> GIVEN DATA
━━━━━━

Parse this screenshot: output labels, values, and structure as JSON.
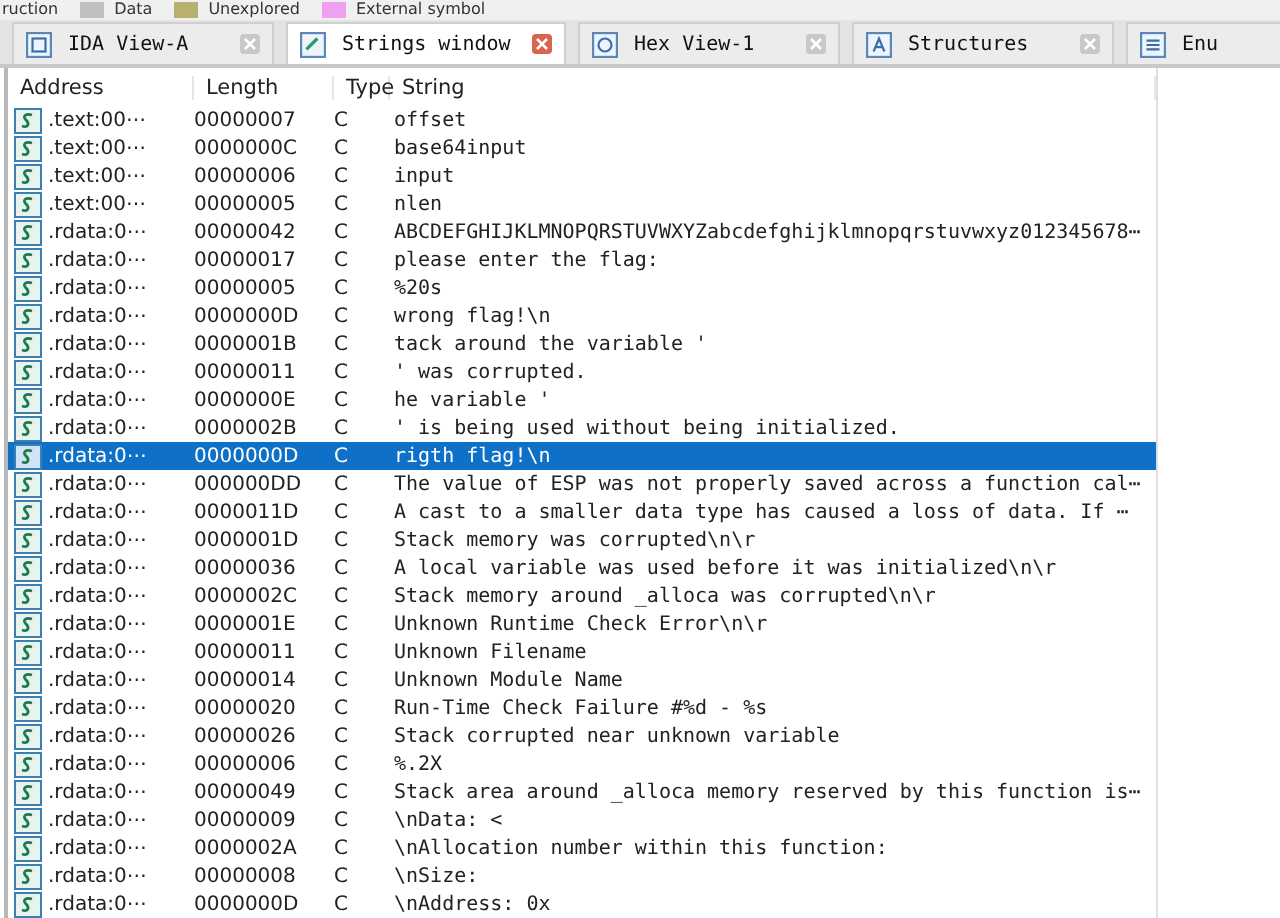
{
  "legend": [
    {
      "label": "ruction"
    },
    {
      "label": "Data",
      "color": "#c0c0c0"
    },
    {
      "label": "Unexplored",
      "color": "#b8b070"
    },
    {
      "label": "External symbol",
      "color": "#f0a0f0"
    }
  ],
  "tabs": [
    {
      "label": "IDA View-A",
      "kind": "view",
      "selected": false,
      "closable": true
    },
    {
      "label": "Strings window",
      "kind": "strings",
      "selected": true,
      "closable": true
    },
    {
      "label": "Hex View-1",
      "kind": "hex",
      "selected": false,
      "closable": true
    },
    {
      "label": "Structures",
      "kind": "structures",
      "selected": false,
      "closable": true
    },
    {
      "label": "Enu",
      "kind": "enums",
      "selected": false,
      "closable": false
    }
  ],
  "table": {
    "columns": [
      "Address",
      "Length",
      "Type",
      "String"
    ],
    "rows": [
      {
        "address": ".text:00⋯",
        "length": "00000007",
        "type": "C",
        "string": "offset",
        "selected": false
      },
      {
        "address": ".text:00⋯",
        "length": "0000000C",
        "type": "C",
        "string": "base64input",
        "selected": false
      },
      {
        "address": ".text:00⋯",
        "length": "00000006",
        "type": "C",
        "string": "input",
        "selected": false
      },
      {
        "address": ".text:00⋯",
        "length": "00000005",
        "type": "C",
        "string": "nlen",
        "selected": false
      },
      {
        "address": ".rdata:0⋯",
        "length": "00000042",
        "type": "C",
        "string": "ABCDEFGHIJKLMNOPQRSTUVWXYZabcdefghijklmnopqrstuvwxyz012345678⋯",
        "selected": false
      },
      {
        "address": ".rdata:0⋯",
        "length": "00000017",
        "type": "C",
        "string": "please enter the flag:",
        "selected": false
      },
      {
        "address": ".rdata:0⋯",
        "length": "00000005",
        "type": "C",
        "string": "%20s",
        "selected": false
      },
      {
        "address": ".rdata:0⋯",
        "length": "0000000D",
        "type": "C",
        "string": "wrong flag!\\n",
        "selected": false
      },
      {
        "address": ".rdata:0⋯",
        "length": "0000001B",
        "type": "C",
        "string": "tack around the variable '",
        "selected": false
      },
      {
        "address": ".rdata:0⋯",
        "length": "00000011",
        "type": "C",
        "string": "' was corrupted.",
        "selected": false
      },
      {
        "address": ".rdata:0⋯",
        "length": "0000000E",
        "type": "C",
        "string": "he variable '",
        "selected": false
      },
      {
        "address": ".rdata:0⋯",
        "length": "0000002B",
        "type": "C",
        "string": "' is being used without being initialized.",
        "selected": false
      },
      {
        "address": ".rdata:0⋯",
        "length": "0000000D",
        "type": "C",
        "string": "rigth flag!\\n",
        "selected": true
      },
      {
        "address": ".rdata:0⋯",
        "length": "000000DD",
        "type": "C",
        "string": "The value of ESP was not properly saved across a function cal⋯",
        "selected": false
      },
      {
        "address": ".rdata:0⋯",
        "length": "0000011D",
        "type": "C",
        "string": "A cast to a smaller data type has caused a loss of data.  If ⋯",
        "selected": false
      },
      {
        "address": ".rdata:0⋯",
        "length": "0000001D",
        "type": "C",
        "string": "Stack memory was corrupted\\n\\r",
        "selected": false
      },
      {
        "address": ".rdata:0⋯",
        "length": "00000036",
        "type": "C",
        "string": "A local variable was used before it was initialized\\n\\r",
        "selected": false
      },
      {
        "address": ".rdata:0⋯",
        "length": "0000002C",
        "type": "C",
        "string": "Stack memory around _alloca was corrupted\\n\\r",
        "selected": false
      },
      {
        "address": ".rdata:0⋯",
        "length": "0000001E",
        "type": "C",
        "string": "Unknown Runtime Check Error\\n\\r",
        "selected": false
      },
      {
        "address": ".rdata:0⋯",
        "length": "00000011",
        "type": "C",
        "string": "Unknown Filename",
        "selected": false
      },
      {
        "address": ".rdata:0⋯",
        "length": "00000014",
        "type": "C",
        "string": "Unknown Module Name",
        "selected": false
      },
      {
        "address": ".rdata:0⋯",
        "length": "00000020",
        "type": "C",
        "string": "Run-Time Check Failure #%d - %s",
        "selected": false
      },
      {
        "address": ".rdata:0⋯",
        "length": "00000026",
        "type": "C",
        "string": "Stack corrupted near unknown variable",
        "selected": false
      },
      {
        "address": ".rdata:0⋯",
        "length": "00000006",
        "type": "C",
        "string": "%.2X",
        "selected": false
      },
      {
        "address": ".rdata:0⋯",
        "length": "00000049",
        "type": "C",
        "string": "Stack area around _alloca memory reserved by this function is⋯",
        "selected": false
      },
      {
        "address": ".rdata:0⋯",
        "length": "00000009",
        "type": "C",
        "string": "\\nData: <",
        "selected": false
      },
      {
        "address": ".rdata:0⋯",
        "length": "0000002A",
        "type": "C",
        "string": "\\nAllocation number within this function:",
        "selected": false
      },
      {
        "address": ".rdata:0⋯",
        "length": "00000008",
        "type": "C",
        "string": "\\nSize:",
        "selected": false
      },
      {
        "address": ".rdata:0⋯",
        "length": "0000000D",
        "type": "C",
        "string": "\\nAddress: 0x",
        "selected": false
      }
    ]
  }
}
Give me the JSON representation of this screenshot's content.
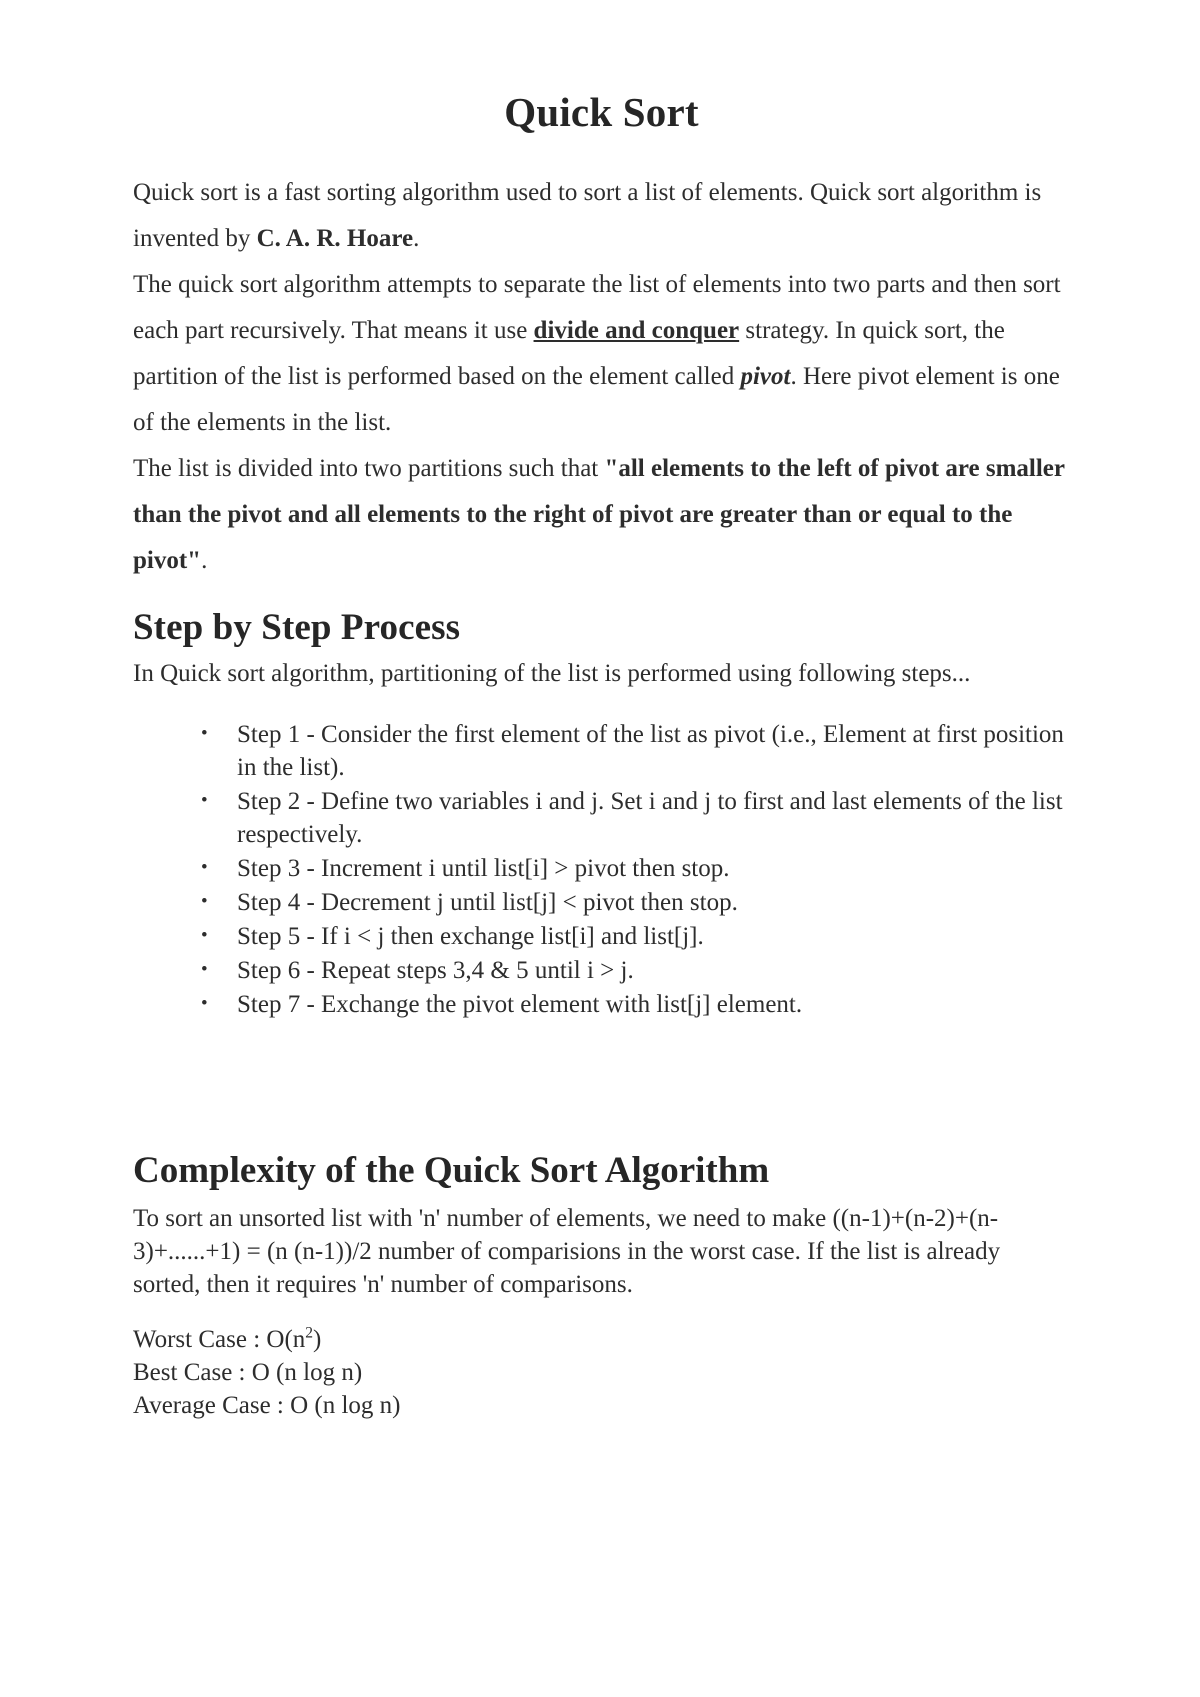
{
  "document": {
    "title": "Quick Sort",
    "intro": {
      "para1_before_bold": "Quick sort is a fast sorting algorithm used to sort a list of elements. Quick sort algorithm is invented by ",
      "para1_bold": "C. A. R. Hoare",
      "para1_after_bold": ".",
      "para2_seg1": "The quick sort algorithm attempts to separate the list of elements into two parts and then sort each part recursively. That means it use ",
      "para2_bold_underline": "divide and conquer",
      "para2_seg2": " strategy. In quick sort, the partition of the list is performed based on the element called ",
      "para2_bold_italic": "pivot",
      "para2_seg3": ". Here pivot element is one of the elements in the list.",
      "para3_seg1": "The list is divided into two partitions such that ",
      "para3_bold": "\"all elements to the left of pivot are smaller than the pivot and all elements to the right of pivot are greater than or equal to the pivot\"",
      "para3_seg2": "."
    },
    "step_section": {
      "heading": "Step by Step Process",
      "lead": "In Quick sort algorithm, partitioning of the list is performed using following steps...",
      "steps": [
        "Step 1 - Consider the first element of the list as pivot (i.e., Element at first position in the list).",
        "Step 2 - Define two variables i and j. Set i and j to first and last elements of the list respectively.",
        "Step 3 - Increment i until list[i] > pivot then stop.",
        "Step 4 - Decrement j until list[j] < pivot then stop.",
        "Step 5 - If i < j then exchange list[i] and list[j].",
        "Step 6 - Repeat steps 3,4 & 5 until i > j.",
        "Step 7 - Exchange the pivot element with list[j] element."
      ]
    },
    "complexity_section": {
      "heading": "Complexity of the Quick Sort Algorithm",
      "para": "To sort an unsorted list with 'n' number of elements, we need to make ((n-1)+(n-2)+(n-3)+......+1) = (n (n-1))/2 number of comparisions in the worst case. If the list is already sorted, then it requires 'n' number of comparisons.",
      "worst_case_label": "Worst Case : O(n",
      "worst_case_exponent": "2",
      "worst_case_suffix": ")",
      "best_case": "Best Case : O (n log n)",
      "average_case": "Average Case : O (n log n)"
    }
  }
}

━━━━━━

Leaving aside the images, write out the entries above word for word.

Parse this screenshot: output labels, values, and structure as JSON.
{
  "legend": [
    {
      "label": "ruction"
    },
    {
      "label": "Data",
      "color": "#c0c0c0"
    },
    {
      "label": "Unexplored",
      "color": "#b8b070"
    },
    {
      "label": "External symbol",
      "color": "#f0a0f0"
    }
  ],
  "tabs": [
    {
      "label": "IDA View-A",
      "kind": "view",
      "selected": false,
      "closable": true
    },
    {
      "label": "Strings window",
      "kind": "strings",
      "selected": true,
      "closable": true
    },
    {
      "label": "Hex View-1",
      "kind": "hex",
      "selected": false,
      "closable": true
    },
    {
      "label": "Structures",
      "kind": "structures",
      "selected": false,
      "closable": true
    },
    {
      "label": "Enu",
      "kind": "enums",
      "selected": false,
      "closable": false
    }
  ],
  "table": {
    "columns": [
      "Address",
      "Length",
      "Type",
      "String"
    ],
    "rows": [
      {
        "address": ".text:00⋯",
        "length": "00000007",
        "type": "C",
        "string": "offset",
        "selected": false
      },
      {
        "address": ".text:00⋯",
        "length": "0000000C",
        "type": "C",
        "string": "base64input",
        "selected": false
      },
      {
        "address": ".text:00⋯",
        "length": "00000006",
        "type": "C",
        "string": "input",
        "selected": false
      },
      {
        "address": ".text:00⋯",
        "length": "00000005",
        "type": "C",
        "string": "nlen",
        "selected": false
      },
      {
        "address": ".rdata:0⋯",
        "length": "00000042",
        "type": "C",
        "string": "ABCDEFGHIJKLMNOPQRSTUVWXYZabcdefghijklmnopqrstuvwxyz012345678⋯",
        "selected": false
      },
      {
        "address": ".rdata:0⋯",
        "length": "00000017",
        "type": "C",
        "string": "please enter the flag:",
        "selected": false
      },
      {
        "address": ".rdata:0⋯",
        "length": "00000005",
        "type": "C",
        "string": "%20s",
        "selected": false
      },
      {
        "address": ".rdata:0⋯",
        "length": "0000000D",
        "type": "C",
        "string": "wrong flag!\\n",
        "selected": false
      },
      {
        "address": ".rdata:0⋯",
        "length": "0000001B",
        "type": "C",
        "string": "tack around the variable '",
        "selected": false
      },
      {
        "address": ".rdata:0⋯",
        "length": "00000011",
        "type": "C",
        "string": "' was corrupted.",
        "selected": false
      },
      {
        "address": ".rdata:0⋯",
        "length": "0000000E",
        "type": "C",
        "string": "he variable '",
        "selected": false
      },
      {
        "address": ".rdata:0⋯",
        "length": "0000002B",
        "type": "C",
        "string": "' is being used without being initialized.",
        "selected": false
      },
      {
        "address": ".rdata:0⋯",
        "length": "0000000D",
        "type": "C",
        "string": "rigth flag!\\n",
        "selected": true
      },
      {
        "address": ".rdata:0⋯",
        "length": "000000DD",
        "type": "C",
        "string": "The value of ESP was not properly saved across a function cal⋯",
        "selected": false
      },
      {
        "address": ".rdata:0⋯",
        "length": "0000011D",
        "type": "C",
        "string": "A cast to a smaller data type has caused a loss of data.  If ⋯",
        "selected": false
      },
      {
        "address": ".rdata:0⋯",
        "length": "0000001D",
        "type": "C",
        "string": "Stack memory was corrupted\\n\\r",
        "selected": false
      },
      {
        "address": ".rdata:0⋯",
        "length": "00000036",
        "type": "C",
        "string": "A local variable was used before it was initialized\\n\\r",
        "selected": false
      },
      {
        "address": ".rdata:0⋯",
        "length": "0000002C",
        "type": "C",
        "string": "Stack memory around _alloca was corrupted\\n\\r",
        "selected": false
      },
      {
        "address": ".rdata:0⋯",
        "length": "0000001E",
        "type": "C",
        "string": "Unknown Runtime Check Error\\n\\r",
        "selected": false
      },
      {
        "address": ".rdata:0⋯",
        "length": "00000011",
        "type": "C",
        "string": "Unknown Filename",
        "selected": false
      },
      {
        "address": ".rdata:0⋯",
        "length": "00000014",
        "type": "C",
        "string": "Unknown Module Name",
        "selected": false
      },
      {
        "address": ".rdata:0⋯",
        "length": "00000020",
        "type": "C",
        "string": "Run-Time Check Failure #%d - %s",
        "selected": false
      },
      {
        "address": ".rdata:0⋯",
        "length": "00000026",
        "type": "C",
        "string": "Stack corrupted near unknown variable",
        "selected": false
      },
      {
        "address": ".rdata:0⋯",
        "length": "00000006",
        "type": "C",
        "string": "%.2X",
        "selected": false
      },
      {
        "address": ".rdata:0⋯",
        "length": "00000049",
        "type": "C",
        "string": "Stack area around _alloca memory reserved by this function is⋯",
        "selected": false
      },
      {
        "address": ".rdata:0⋯",
        "length": "00000009",
        "type": "C",
        "string": "\\nData: <",
        "selected": false
      },
      {
        "address": ".rdata:0⋯",
        "length": "0000002A",
        "type": "C",
        "string": "\\nAllocation number within this function:",
        "selected": false
      },
      {
        "address": ".rdata:0⋯",
        "length": "00000008",
        "type": "C",
        "string": "\\nSize:",
        "selected": false
      },
      {
        "address": ".rdata:0⋯",
        "length": "0000000D",
        "type": "C",
        "string": "\\nAddress: 0x",
        "selected": false
      }
    ]
  }
}
Give me the JSON representation of this screenshot's content.
{
  "document": {
    "title": "Quick Sort",
    "intro": {
      "para1_before_bold": "Quick sort is a fast sorting algorithm used to sort a list of elements. Quick sort algorithm is invented by ",
      "para1_bold": "C. A. R. Hoare",
      "para1_after_bold": ".",
      "para2_seg1": "The quick sort algorithm attempts to separate the list of elements into two parts and then sort each part recursively. That means it use ",
      "para2_bold_underline": "divide and conquer",
      "para2_seg2": " strategy. In quick sort, the partition of the list is performed based on the element called ",
      "para2_bold_italic": "pivot",
      "para2_seg3": ". Here pivot element is one of the elements in the list.",
      "para3_seg1": "The list is divided into two partitions such that ",
      "para3_bold": "\"all elements to the left of pivot are smaller than the pivot and all elements to the right of pivot are greater than or equal to the pivot\"",
      "para3_seg2": "."
    },
    "step_section": {
      "heading": "Step by Step Process",
      "lead": "In Quick sort algorithm, partitioning of the list is performed using following steps...",
      "steps": [
        "Step 1 - Consider the first element of the list as pivot (i.e., Element at first position in the list).",
        "Step 2 - Define two variables i and j. Set i and j to first and last elements of the list respectively.",
        "Step 3 - Increment i until list[i] > pivot then stop.",
        "Step 4 - Decrement j until list[j] < pivot then stop.",
        "Step 5 - If i < j then exchange list[i] and list[j].",
        "Step 6 - Repeat steps 3,4 & 5 until i > j.",
        "Step 7 - Exchange the pivot element with list[j] element."
      ]
    },
    "complexity_section": {
      "heading": "Complexity of the Quick Sort Algorithm",
      "para": "To sort an unsorted list with 'n' number of elements, we need to make ((n-1)+(n-2)+(n-3)+......+1) = (n (n-1))/2 number of comparisions in the worst case. If the list is already sorted, then it requires 'n' number of comparisons.",
      "worst_case_label": "Worst Case : O(n",
      "worst_case_exponent": "2",
      "worst_case_suffix": ")",
      "best_case": "Best Case : O (n log n)",
      "average_case": "Average Case : O (n log n)"
    }
  }
}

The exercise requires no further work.